Written problem — Locate all lines with the word "puissance". Copy them.

The data —
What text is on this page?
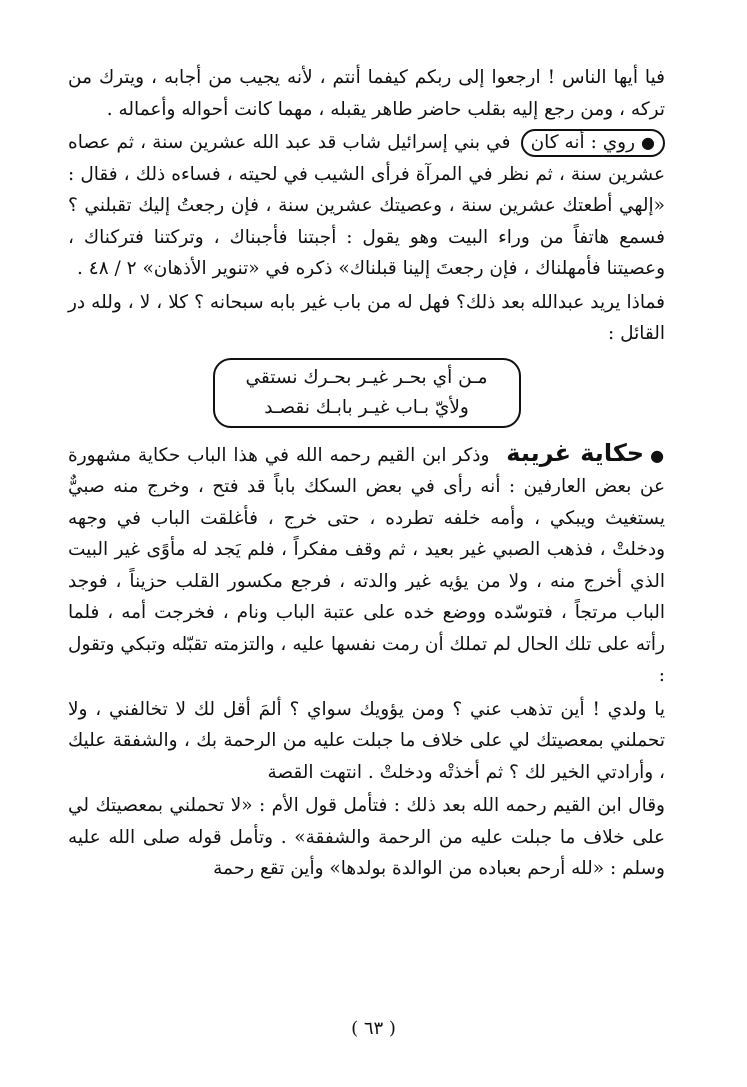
فيا أيها الناس ! ارجعوا إلى ربكم كيفما أنتم ، لأنه يجيب من أجابه ، ويترك من تركه ، ومن رجع إليه بقلب حاضر طاهر يقبله ، مهما كانت أحواله وأعماله .

●روي : أنه كان في بني إسرائيل شاب قد عبد الله عشرين سنة ، ثم عصاه عشرين سنة ، ثم نظر في المرآة فرأى الشيب في لحيته ، فساءه ذلك ، فقال : «إلهي أطعتك عشرين سنة ، وعصيتك عشرين سنة ، فإن رجعتُ إليك تقبلني ؟ فسمع هاتفاً من وراء البيت وهو يقول : أجبتنا فأجبناك ، وتركتنا فتركناك ، وعصيتنا فأمهلناك ، فإن رجعتَ إلينا قبلناك» ذكره في «تنوير الأذهان» ٢ / ٤٨ .

فماذا يريد عبدالله بعد ذلك؟ فهل له من باب غير بابه سبحانه ؟ كلا ، لا ، ولله در القائل :

مـن أي بحـر غيـر بحـرك نستقي
ولأيّ بـاب غيـر بابـك نقصـد

●حكاية غريبة وذكر ابن القيم رحمه الله في هذا الباب حكاية مشهورة عن بعض العارفين : أنه رأى في بعض السكك باباً قد فتح ، وخرج منه صبيٌّ يستغيث ويبكي ، وأمه خلفه تطرده ، حتى خرج ، فأغلقت الباب في وجهه ودخلتْ ، فذهب الصبي غير بعيد ، ثم وقف مفكراً ، فلم يَجد له مأوًى غير البيت الذي أخرج منه ، ولا من يؤيه غير والدته ، فرجع مكسور القلب حزيناً ، فوجد الباب مرتجاً ، فتوسّده ووضع خده على عتبة الباب ونام ، فخرجت أمه ، فلما رأته على تلك الحال لم تملك أن رمت نفسها عليه ، والتزمته تقبّله وتبكي وتقول :

يا ولدي ! أين تذهب عني ؟ ومن يؤويك سواي ؟ ألمَ أقل لك لا تخالفني ، ولا تحملني بمعصيتك لي على خلاف ما جبلت عليه من الرحمة بك ، والشفقة عليك ، وأرادتي الخير لك ؟ ثم أخذتْه ودخلتْ . انتهت القصة

وقال ابن القيم رحمه الله بعد ذلك : فتأمل قول الأم : «لا تحملني بمعصيتك لي على خلاف ما جبلت عليه من الرحمة والشفقة» . وتأمل قوله صلى الله عليه وسلم : «لله أرحم بعباده من الوالدة بولدها» وأين تقع رحمة

( ٦٣ )
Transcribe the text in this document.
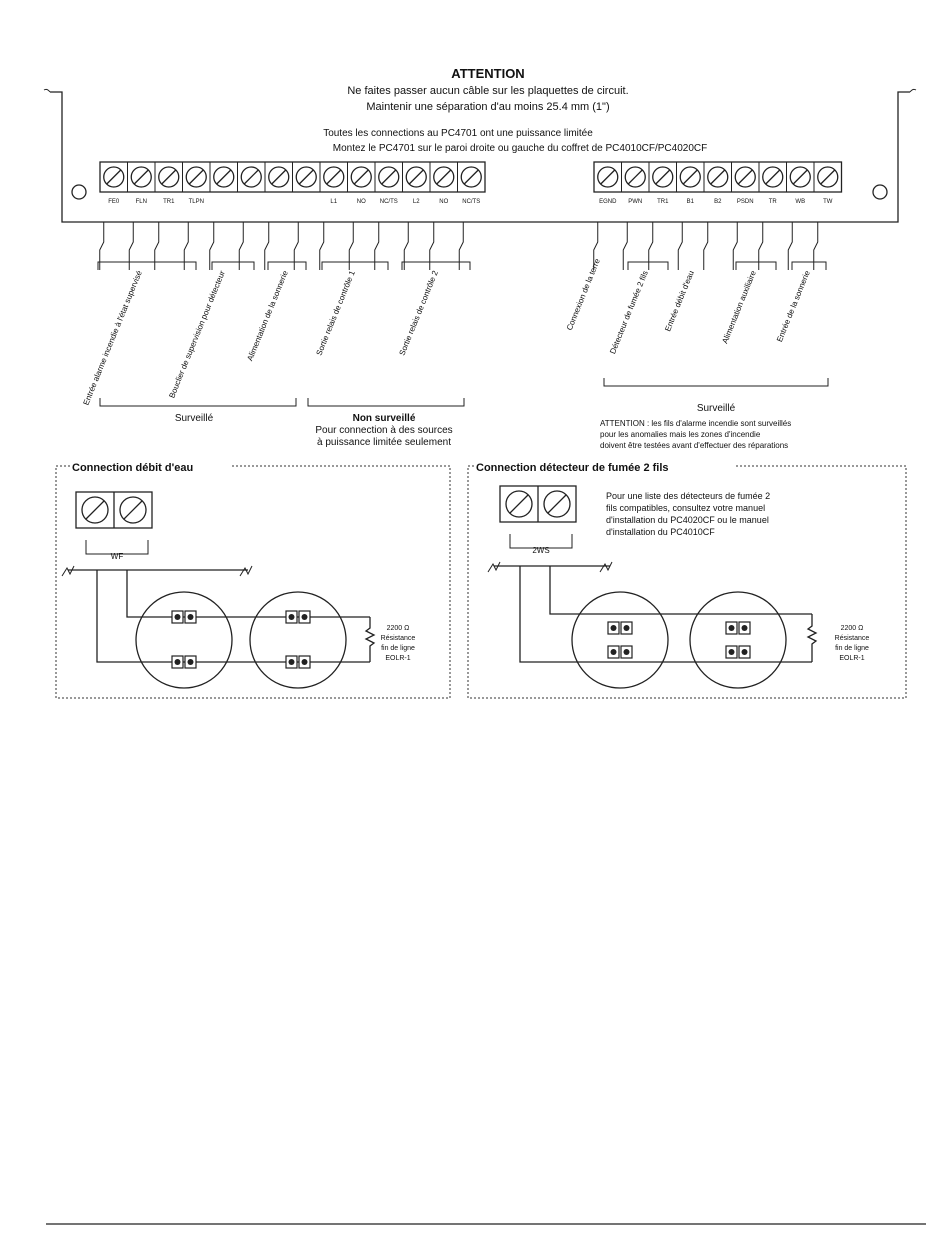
ATTENTION
Ne faites passer aucun câble sur les plaquettes de circuit.
Maintenir une séparation d'au moins 25.4 mm (1")
Toutes les connections au PC4701 ont une puissance limitée
Montez le PC4701 sur le paroi droite ou gauche du coffret de PC4010CF/PC4020CF
FE0	FLN	TR1 TLPN	L1	NO NC/TS	L2	NO NC/TS	EGND PWN TR1	B1	B2	PSDN	TR	WB	TW
Entrée alarme incendie à l'état supervisé	Bouclier de supervision pour détecteur Alimentation de la sonnerie	Sortie relais de contrôle 1	Sortie relais de contrôle 2	Connexion de la terre Détecteur de fumée 2 fils Entrée débit d'eau	Alimentation auxiliaire Entrée de la sonnerie
Surveillé	Non surveillé
Pour connection à des sources
à puissance limitée seulement
Surveillé
ATTENTION : les fils d'alarme incendie sont surveillés
pour les anomalies mais les zones d'incendie
doivent être testées avant d'effectuer des réparations
Connection débit d'eau
WF
2200 Ω
Résistance
fin de ligne
EOLR-1
Connection détecteur de fumée 2 fils
2WS
Pour une liste des détecteurs de fumée 2
fils compatibles, consultez votre manuel
d'installation du PC4020CF ou le manuel
d'installation du PC4010CF
2200 Ω
Résistance
fin de ligne
EOLR-1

Response to the task —
Toutes les connections au PC4701 ont une puissance limitée
à puissance limitée seulement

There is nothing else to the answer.